■ PROBLEM:
Each entry in the listing below should be restated word for word.

(Extracted records)
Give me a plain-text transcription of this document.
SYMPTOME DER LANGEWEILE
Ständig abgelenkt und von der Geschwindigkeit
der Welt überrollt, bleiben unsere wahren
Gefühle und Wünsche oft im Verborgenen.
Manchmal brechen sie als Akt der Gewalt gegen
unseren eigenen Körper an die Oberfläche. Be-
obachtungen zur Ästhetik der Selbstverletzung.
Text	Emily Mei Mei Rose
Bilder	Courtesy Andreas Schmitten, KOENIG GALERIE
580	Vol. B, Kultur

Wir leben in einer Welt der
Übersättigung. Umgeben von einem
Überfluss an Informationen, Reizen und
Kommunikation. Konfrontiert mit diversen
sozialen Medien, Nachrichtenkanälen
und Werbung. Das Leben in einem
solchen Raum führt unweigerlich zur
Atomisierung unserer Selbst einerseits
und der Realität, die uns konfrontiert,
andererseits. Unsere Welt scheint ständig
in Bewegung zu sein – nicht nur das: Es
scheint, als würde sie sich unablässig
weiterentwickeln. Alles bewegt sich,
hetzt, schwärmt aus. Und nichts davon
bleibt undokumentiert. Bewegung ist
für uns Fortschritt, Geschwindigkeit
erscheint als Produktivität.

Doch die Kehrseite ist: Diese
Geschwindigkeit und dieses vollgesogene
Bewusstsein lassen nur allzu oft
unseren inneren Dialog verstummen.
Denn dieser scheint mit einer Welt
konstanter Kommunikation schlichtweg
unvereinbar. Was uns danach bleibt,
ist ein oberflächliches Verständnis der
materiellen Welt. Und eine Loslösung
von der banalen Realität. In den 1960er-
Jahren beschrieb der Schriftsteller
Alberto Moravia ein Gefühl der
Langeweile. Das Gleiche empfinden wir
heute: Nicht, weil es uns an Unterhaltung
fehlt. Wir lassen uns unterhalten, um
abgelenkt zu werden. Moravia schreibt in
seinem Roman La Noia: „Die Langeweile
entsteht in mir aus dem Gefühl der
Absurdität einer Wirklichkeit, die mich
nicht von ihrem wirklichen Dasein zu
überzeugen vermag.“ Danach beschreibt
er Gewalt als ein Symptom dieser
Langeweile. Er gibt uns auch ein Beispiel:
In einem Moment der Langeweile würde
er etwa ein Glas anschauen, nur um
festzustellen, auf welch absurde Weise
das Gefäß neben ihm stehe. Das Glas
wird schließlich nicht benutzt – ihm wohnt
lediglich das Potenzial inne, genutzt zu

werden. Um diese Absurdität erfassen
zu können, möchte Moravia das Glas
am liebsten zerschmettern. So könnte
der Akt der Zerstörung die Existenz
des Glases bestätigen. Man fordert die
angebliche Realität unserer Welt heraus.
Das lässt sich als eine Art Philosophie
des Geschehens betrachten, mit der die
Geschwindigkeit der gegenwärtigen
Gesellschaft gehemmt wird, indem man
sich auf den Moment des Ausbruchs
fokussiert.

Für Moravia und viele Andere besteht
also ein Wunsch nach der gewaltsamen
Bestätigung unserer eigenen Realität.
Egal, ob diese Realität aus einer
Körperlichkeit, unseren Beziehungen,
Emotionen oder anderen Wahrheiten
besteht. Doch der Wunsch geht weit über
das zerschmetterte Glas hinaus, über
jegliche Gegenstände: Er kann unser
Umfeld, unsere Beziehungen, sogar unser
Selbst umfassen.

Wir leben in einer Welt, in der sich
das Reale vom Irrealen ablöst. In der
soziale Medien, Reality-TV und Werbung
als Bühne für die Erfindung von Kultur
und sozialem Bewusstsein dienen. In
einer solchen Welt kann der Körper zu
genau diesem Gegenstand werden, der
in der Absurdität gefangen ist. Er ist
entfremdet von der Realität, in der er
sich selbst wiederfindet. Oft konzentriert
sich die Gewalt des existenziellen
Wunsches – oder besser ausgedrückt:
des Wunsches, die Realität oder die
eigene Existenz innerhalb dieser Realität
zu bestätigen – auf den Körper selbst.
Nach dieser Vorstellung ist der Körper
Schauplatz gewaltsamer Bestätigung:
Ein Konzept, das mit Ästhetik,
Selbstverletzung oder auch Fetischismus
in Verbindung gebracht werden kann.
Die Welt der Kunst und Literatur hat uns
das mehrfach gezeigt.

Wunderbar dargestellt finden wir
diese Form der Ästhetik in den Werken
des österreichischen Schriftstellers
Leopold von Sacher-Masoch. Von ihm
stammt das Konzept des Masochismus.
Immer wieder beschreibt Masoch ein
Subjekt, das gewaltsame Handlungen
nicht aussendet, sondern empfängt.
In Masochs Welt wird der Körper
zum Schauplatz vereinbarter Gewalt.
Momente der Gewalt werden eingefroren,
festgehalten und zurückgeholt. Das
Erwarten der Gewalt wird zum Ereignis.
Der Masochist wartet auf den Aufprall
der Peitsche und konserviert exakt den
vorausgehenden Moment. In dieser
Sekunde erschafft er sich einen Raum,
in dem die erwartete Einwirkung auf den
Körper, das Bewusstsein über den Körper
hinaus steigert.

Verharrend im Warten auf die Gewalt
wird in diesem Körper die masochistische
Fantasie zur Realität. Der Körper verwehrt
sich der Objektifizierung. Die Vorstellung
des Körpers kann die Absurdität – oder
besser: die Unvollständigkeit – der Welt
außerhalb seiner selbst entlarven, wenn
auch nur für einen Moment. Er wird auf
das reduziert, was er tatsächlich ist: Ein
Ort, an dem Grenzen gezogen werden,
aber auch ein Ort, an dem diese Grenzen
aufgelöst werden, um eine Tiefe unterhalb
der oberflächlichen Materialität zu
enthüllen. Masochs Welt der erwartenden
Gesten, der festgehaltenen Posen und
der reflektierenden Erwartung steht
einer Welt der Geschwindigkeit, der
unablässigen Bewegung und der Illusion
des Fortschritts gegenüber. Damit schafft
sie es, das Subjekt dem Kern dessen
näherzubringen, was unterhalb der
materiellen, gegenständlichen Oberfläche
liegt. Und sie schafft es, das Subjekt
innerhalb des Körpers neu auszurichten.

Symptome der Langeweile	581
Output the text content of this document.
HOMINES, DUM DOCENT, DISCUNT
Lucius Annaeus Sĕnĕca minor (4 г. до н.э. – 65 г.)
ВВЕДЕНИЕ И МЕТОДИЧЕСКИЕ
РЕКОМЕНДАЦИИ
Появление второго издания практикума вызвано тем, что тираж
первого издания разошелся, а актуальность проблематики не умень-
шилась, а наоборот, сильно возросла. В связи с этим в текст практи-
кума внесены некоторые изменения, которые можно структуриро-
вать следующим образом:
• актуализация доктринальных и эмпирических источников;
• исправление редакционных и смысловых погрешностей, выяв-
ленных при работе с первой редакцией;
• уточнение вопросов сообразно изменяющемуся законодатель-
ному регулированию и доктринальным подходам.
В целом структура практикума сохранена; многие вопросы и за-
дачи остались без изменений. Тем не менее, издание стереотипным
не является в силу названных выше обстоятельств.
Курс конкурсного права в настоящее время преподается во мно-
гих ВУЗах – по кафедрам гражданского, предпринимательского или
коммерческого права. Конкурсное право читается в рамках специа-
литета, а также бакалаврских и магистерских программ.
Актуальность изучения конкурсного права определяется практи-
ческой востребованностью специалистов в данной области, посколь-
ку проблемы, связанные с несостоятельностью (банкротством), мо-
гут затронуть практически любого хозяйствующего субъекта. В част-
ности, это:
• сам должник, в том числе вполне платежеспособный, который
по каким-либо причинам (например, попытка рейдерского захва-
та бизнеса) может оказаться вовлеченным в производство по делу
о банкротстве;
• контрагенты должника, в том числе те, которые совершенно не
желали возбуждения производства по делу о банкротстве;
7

■ ANSWER FOR THIS EXERCISE:
Give me a plain-text transcription of this document.
SYMPTOME DER LANGEWEILE
Ständig abgelenkt und von der Geschwindigkeit
der Welt überrollt, bleiben unsere wahren
Gefühle und Wünsche oft im Verborgenen.
Manchmal brechen sie als Akt der Gewalt gegen
unseren eigenen Körper an die Oberfläche. Be-
obachtungen zur Ästhetik der Selbstverletzung.
Text	Emily Mei Mei Rose
Bilder	Courtesy Andreas Schmitten, KOENIG GALERIE
580	Vol. B, Kultur

Wir leben in einer Welt der
Übersättigung. Umgeben von einem
Überfluss an Informationen, Reizen und
Kommunikation. Konfrontiert mit diversen
sozialen Medien, Nachrichtenkanälen
und Werbung. Das Leben in einem
solchen Raum führt unweigerlich zur
Atomisierung unserer Selbst einerseits
und der Realität, die uns konfrontiert,
andererseits. Unsere Welt scheint ständig
in Bewegung zu sein – nicht nur das: Es
scheint, als würde sie sich unablässig
weiterentwickeln. Alles bewegt sich,
hetzt, schwärmt aus. Und nichts davon
bleibt undokumentiert. Bewegung ist
für uns Fortschritt, Geschwindigkeit
erscheint als Produktivität.

Doch die Kehrseite ist: Diese
Geschwindigkeit und dieses vollgesogene
Bewusstsein lassen nur allzu oft
unseren inneren Dialog verstummen.
Denn dieser scheint mit einer Welt
konstanter Kommunikation schlichtweg
unvereinbar. Was uns danach bleibt,
ist ein oberflächliches Verständnis der
materiellen Welt. Und eine Loslösung
von der banalen Realität. In den 1960er-
Jahren beschrieb der Schriftsteller
Alberto Moravia ein Gefühl der
Langeweile. Das Gleiche empfinden wir
heute: Nicht, weil es uns an Unterhaltung
fehlt. Wir lassen uns unterhalten, um
abgelenkt zu werden. Moravia schreibt in
seinem Roman La Noia: „Die Langeweile
entsteht in mir aus dem Gefühl der
Absurdität einer Wirklichkeit, die mich
nicht von ihrem wirklichen Dasein zu
überzeugen vermag.“ Danach beschreibt
er Gewalt als ein Symptom dieser
Langeweile. Er gibt uns auch ein Beispiel:
In einem Moment der Langeweile würde
er etwa ein Glas anschauen, nur um
festzustellen, auf welch absurde Weise
das Gefäß neben ihm stehe. Das Glas
wird schließlich nicht benutzt – ihm wohnt
lediglich das Potenzial inne, genutzt zu

werden. Um diese Absurdität erfassen
zu können, möchte Moravia das Glas
am liebsten zerschmettern. So könnte
der Akt der Zerstörung die Existenz
des Glases bestätigen. Man fordert die
angebliche Realität unserer Welt heraus.
Das lässt sich als eine Art Philosophie
des Geschehens betrachten, mit der die
Geschwindigkeit der gegenwärtigen
Gesellschaft gehemmt wird, indem man
sich auf den Moment des Ausbruchs
fokussiert.

Für Moravia und viele Andere besteht
also ein Wunsch nach der gewaltsamen
Bestätigung unserer eigenen Realität.
Egal, ob diese Realität aus einer
Körperlichkeit, unseren Beziehungen,
Emotionen oder anderen Wahrheiten
besteht. Doch der Wunsch geht weit über
das zerschmetterte Glas hinaus, über
jegliche Gegenstände: Er kann unser
Umfeld, unsere Beziehungen, sogar unser
Selbst umfassen.

Wir leben in einer Welt, in der sich
das Reale vom Irrealen ablöst. In der
soziale Medien, Reality-TV und Werbung
als Bühne für die Erfindung von Kultur
und sozialem Bewusstsein dienen. In
einer solchen Welt kann der Körper zu
genau diesem Gegenstand werden, der
in der Absurdität gefangen ist. Er ist
entfremdet von der Realität, in der er
sich selbst wiederfindet. Oft konzentriert
sich die Gewalt des existenziellen
Wunsches – oder besser ausgedrückt:
des Wunsches, die Realität oder die
eigene Existenz innerhalb dieser Realität
zu bestätigen – auf den Körper selbst.
Nach dieser Vorstellung ist der Körper
Schauplatz gewaltsamer Bestätigung:
Ein Konzept, das mit Ästhetik,
Selbstverletzung oder auch Fetischismus
in Verbindung gebracht werden kann.
Die Welt der Kunst und Literatur hat uns
das mehrfach gezeigt.

Wunderbar dargestellt finden wir
diese Form der Ästhetik in den Werken
des österreichischen Schriftstellers
Leopold von Sacher-Masoch. Von ihm
stammt das Konzept des Masochismus.
Immer wieder beschreibt Masoch ein
Subjekt, das gewaltsame Handlungen
nicht aussendet, sondern empfängt.
In Masochs Welt wird der Körper
zum Schauplatz vereinbarter Gewalt.
Momente der Gewalt werden eingefroren,
festgehalten und zurückgeholt. Das
Erwarten der Gewalt wird zum Ereignis.
Der Masochist wartet auf den Aufprall
der Peitsche und konserviert exakt den
vorausgehenden Moment. In dieser
Sekunde erschafft er sich einen Raum,
in dem die erwartete Einwirkung auf den
Körper, das Bewusstsein über den Körper
hinaus steigert.

Verharrend im Warten auf die Gewalt
wird in diesem Körper die masochistische
Fantasie zur Realität. Der Körper verwehrt
sich der Objektifizierung. Die Vorstellung
des Körpers kann die Absurdität – oder
besser: die Unvollständigkeit – der Welt
außerhalb seiner selbst entlarven, wenn
auch nur für einen Moment. Er wird auf
das reduziert, was er tatsächlich ist: Ein
Ort, an dem Grenzen gezogen werden,
aber auch ein Ort, an dem diese Grenzen
aufgelöst werden, um eine Tiefe unterhalb
der oberflächlichen Materialität zu
enthüllen. Masochs Welt der erwartenden
Gesten, der festgehaltenen Posen und
der reflektierenden Erwartung steht
einer Welt der Geschwindigkeit, der
unablässigen Bewegung und der Illusion
des Fortschritts gegenüber. Damit schafft
sie es, das Subjekt dem Kern dessen
näherzubringen, was unterhalb der
materiellen, gegenständlichen Oberfläche
liegt. Und sie schafft es, das Subjekt
innerhalb des Körpers neu auszurichten.

Symptome der Langeweile	581
Output the text content of this document.
HOMINES, DUM DOCENT, DISCUNT
Lucius Annaeus Sĕnĕca minor (4 г. до н.э. – 65 г.)
ВВЕДЕНИЕ И МЕТОДИЧЕСКИЕ
РЕКОМЕНДАЦИИ
Появление второго издания практикума вызвано тем, что тираж
первого издания разошелся, а актуальность проблематики не умень-
шилась, а наоборот, сильно возросла. В связи с этим в текст практи-
кума внесены некоторые изменения, которые можно структуриро-
вать следующим образом:
• актуализация доктринальных и эмпирических источников;
• исправление редакционных и смысловых погрешностей, выяв-
ленных при работе с первой редакцией;
• уточнение вопросов сообразно изменяющемуся законодатель-
ному регулированию и доктринальным подходам.
В целом структура практикума сохранена; многие вопросы и за-
дачи остались без изменений. Тем не менее, издание стереотипным
не является в силу названных выше обстоятельств.
Курс конкурсного права в настоящее время преподается во мно-
гих ВУЗах – по кафедрам гражданского, предпринимательского или
коммерческого права. Конкурсное право читается в рамках специа-
литета, а также бакалаврских и магистерских программ.
Актуальность изучения конкурсного права определяется практи-
ческой востребованностью специалистов в данной области, посколь-
ку проблемы, связанные с несостоятельностью (банкротством), мо-
гут затронуть практически любого хозяйствующего субъекта. В част-
ности, это:
• сам должник, в том числе вполне платежеспособный, который
по каким-либо причинам (например, попытка рейдерского захва-
та бизнеса) может оказаться вовлеченным в производство по делу
о банкротстве;
• контрагенты должника, в том числе те, которые совершенно не
желали возбуждения производства по делу о банкротстве;
7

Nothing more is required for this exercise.